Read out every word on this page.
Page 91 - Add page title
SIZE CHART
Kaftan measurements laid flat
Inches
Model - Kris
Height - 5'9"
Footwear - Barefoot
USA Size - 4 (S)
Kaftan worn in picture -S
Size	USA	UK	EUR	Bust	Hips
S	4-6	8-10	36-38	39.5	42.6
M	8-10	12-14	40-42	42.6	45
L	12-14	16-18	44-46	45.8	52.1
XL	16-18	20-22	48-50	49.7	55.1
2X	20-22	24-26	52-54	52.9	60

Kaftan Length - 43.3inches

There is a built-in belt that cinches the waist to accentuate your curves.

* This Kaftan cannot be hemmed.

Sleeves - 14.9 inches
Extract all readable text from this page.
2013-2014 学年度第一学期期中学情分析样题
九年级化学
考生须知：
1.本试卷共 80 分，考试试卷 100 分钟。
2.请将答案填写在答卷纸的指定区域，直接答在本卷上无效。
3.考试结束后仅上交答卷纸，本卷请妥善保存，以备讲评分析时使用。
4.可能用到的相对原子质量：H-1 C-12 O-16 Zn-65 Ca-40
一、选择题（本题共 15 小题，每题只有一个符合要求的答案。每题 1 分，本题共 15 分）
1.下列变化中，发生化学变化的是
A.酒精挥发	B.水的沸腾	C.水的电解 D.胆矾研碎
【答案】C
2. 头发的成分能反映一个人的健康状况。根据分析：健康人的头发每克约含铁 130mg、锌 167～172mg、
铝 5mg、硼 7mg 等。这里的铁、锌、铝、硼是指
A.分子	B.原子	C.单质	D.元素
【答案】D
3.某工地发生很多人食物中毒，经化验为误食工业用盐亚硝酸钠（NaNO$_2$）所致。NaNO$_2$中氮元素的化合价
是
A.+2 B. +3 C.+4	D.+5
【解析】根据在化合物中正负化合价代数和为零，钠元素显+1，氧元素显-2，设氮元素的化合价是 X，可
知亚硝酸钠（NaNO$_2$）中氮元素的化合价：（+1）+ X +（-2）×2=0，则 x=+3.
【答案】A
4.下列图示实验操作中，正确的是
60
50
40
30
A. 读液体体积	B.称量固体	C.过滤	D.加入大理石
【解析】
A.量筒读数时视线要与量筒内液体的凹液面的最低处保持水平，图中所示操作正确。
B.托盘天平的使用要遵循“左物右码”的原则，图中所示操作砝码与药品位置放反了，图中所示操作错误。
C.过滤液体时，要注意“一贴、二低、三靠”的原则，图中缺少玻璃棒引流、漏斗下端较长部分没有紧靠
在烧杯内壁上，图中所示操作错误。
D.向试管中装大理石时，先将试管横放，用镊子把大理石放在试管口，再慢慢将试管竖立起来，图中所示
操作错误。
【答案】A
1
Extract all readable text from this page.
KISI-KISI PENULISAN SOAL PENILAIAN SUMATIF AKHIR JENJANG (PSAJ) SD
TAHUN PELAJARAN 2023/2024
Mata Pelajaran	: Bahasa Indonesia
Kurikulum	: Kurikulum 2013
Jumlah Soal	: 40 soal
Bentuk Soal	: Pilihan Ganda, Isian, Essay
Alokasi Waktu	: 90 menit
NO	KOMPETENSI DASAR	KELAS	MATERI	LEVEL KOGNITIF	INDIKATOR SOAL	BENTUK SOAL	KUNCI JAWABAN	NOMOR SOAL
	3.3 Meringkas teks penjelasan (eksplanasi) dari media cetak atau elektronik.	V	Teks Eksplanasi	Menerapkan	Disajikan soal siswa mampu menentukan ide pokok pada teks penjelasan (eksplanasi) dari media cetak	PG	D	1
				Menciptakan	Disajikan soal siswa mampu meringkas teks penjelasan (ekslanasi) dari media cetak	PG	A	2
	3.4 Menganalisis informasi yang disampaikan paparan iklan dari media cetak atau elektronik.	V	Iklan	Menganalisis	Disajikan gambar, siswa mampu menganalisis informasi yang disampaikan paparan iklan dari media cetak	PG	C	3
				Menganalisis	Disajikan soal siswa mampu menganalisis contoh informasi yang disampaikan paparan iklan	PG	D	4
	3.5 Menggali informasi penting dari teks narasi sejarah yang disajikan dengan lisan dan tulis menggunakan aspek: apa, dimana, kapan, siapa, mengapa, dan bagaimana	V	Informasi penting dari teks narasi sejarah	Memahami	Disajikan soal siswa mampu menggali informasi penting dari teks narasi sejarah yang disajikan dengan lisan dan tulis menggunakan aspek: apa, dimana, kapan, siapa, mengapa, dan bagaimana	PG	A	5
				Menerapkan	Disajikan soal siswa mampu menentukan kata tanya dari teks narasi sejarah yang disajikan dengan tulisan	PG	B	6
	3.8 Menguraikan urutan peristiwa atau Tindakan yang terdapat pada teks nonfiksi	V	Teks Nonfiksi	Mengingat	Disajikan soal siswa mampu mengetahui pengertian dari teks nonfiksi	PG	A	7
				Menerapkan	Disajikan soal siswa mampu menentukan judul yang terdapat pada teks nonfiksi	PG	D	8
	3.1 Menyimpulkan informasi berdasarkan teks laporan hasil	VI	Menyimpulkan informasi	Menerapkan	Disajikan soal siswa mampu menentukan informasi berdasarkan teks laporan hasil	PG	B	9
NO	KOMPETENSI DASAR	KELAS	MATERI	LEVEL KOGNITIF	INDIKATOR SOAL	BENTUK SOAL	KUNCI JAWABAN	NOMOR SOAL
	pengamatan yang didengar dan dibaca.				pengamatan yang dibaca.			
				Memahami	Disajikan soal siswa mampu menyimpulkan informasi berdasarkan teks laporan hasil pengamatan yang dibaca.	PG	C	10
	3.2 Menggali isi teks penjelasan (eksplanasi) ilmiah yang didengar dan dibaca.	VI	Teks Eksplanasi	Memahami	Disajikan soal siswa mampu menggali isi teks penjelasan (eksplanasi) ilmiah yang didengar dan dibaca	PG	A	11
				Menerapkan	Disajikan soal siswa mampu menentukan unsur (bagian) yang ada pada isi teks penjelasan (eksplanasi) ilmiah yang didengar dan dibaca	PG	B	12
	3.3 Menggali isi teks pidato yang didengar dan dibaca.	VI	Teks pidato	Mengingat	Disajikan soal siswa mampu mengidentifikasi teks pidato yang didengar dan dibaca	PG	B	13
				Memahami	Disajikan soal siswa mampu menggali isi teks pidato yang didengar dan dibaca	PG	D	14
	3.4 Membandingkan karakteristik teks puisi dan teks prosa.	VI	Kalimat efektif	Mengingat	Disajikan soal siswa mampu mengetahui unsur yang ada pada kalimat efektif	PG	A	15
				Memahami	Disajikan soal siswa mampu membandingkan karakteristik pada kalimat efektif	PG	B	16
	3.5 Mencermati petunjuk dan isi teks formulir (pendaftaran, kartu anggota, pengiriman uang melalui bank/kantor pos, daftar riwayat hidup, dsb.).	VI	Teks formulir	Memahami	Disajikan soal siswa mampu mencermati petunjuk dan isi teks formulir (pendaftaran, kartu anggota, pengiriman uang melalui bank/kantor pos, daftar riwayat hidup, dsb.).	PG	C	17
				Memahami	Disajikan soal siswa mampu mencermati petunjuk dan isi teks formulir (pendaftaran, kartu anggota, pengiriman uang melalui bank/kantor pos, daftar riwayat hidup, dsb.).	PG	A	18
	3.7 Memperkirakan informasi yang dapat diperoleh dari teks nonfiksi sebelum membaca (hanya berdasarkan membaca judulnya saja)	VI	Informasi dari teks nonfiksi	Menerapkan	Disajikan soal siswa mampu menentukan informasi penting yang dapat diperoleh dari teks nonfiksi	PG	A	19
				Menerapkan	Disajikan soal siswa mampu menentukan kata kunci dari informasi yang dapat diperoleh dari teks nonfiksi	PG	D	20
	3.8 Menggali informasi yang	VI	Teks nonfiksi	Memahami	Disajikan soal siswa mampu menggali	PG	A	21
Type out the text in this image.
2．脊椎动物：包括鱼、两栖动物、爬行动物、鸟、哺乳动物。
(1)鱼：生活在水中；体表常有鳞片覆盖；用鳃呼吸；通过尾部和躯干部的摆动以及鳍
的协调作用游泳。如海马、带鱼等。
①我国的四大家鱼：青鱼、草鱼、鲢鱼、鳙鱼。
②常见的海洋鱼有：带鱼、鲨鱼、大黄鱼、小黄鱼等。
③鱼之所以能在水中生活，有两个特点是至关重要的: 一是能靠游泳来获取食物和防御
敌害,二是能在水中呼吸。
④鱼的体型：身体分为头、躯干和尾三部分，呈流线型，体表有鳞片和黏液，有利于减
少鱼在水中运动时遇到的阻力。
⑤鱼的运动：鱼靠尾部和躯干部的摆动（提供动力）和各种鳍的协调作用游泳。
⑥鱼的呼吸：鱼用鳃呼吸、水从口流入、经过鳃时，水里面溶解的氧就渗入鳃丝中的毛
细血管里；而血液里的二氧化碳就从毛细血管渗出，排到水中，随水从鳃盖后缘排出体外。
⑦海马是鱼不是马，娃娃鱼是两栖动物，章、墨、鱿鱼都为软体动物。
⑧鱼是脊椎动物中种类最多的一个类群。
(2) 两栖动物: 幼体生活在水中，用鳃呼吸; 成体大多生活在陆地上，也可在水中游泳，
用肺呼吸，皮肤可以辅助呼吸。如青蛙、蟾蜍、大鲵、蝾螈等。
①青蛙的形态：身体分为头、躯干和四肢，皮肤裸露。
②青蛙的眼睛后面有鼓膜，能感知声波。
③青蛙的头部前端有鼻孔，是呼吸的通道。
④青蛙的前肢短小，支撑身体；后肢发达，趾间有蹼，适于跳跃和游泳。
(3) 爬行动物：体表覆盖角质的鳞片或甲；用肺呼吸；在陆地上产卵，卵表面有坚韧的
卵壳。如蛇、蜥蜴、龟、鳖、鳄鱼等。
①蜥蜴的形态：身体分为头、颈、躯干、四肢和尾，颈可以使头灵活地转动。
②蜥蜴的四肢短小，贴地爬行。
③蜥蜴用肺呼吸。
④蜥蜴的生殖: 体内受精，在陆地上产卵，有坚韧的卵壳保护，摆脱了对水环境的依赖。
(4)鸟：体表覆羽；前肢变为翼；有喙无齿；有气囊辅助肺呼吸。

◆ ◆ ◆ ◆ ◆ ◆ ◆

### The exercise
Search the records for the word "在陆地上产卵", then list every line that has it.

### Answer to this problem
(3) 爬行动物：体表覆盖角质的鳞片或甲；用肺呼吸；在陆地上产卵，卵表面有坚韧的
④蜥蜴的生殖: 体内受精，在陆地上产卵，有坚韧的卵壳保护，摆脱了对水环境的依赖。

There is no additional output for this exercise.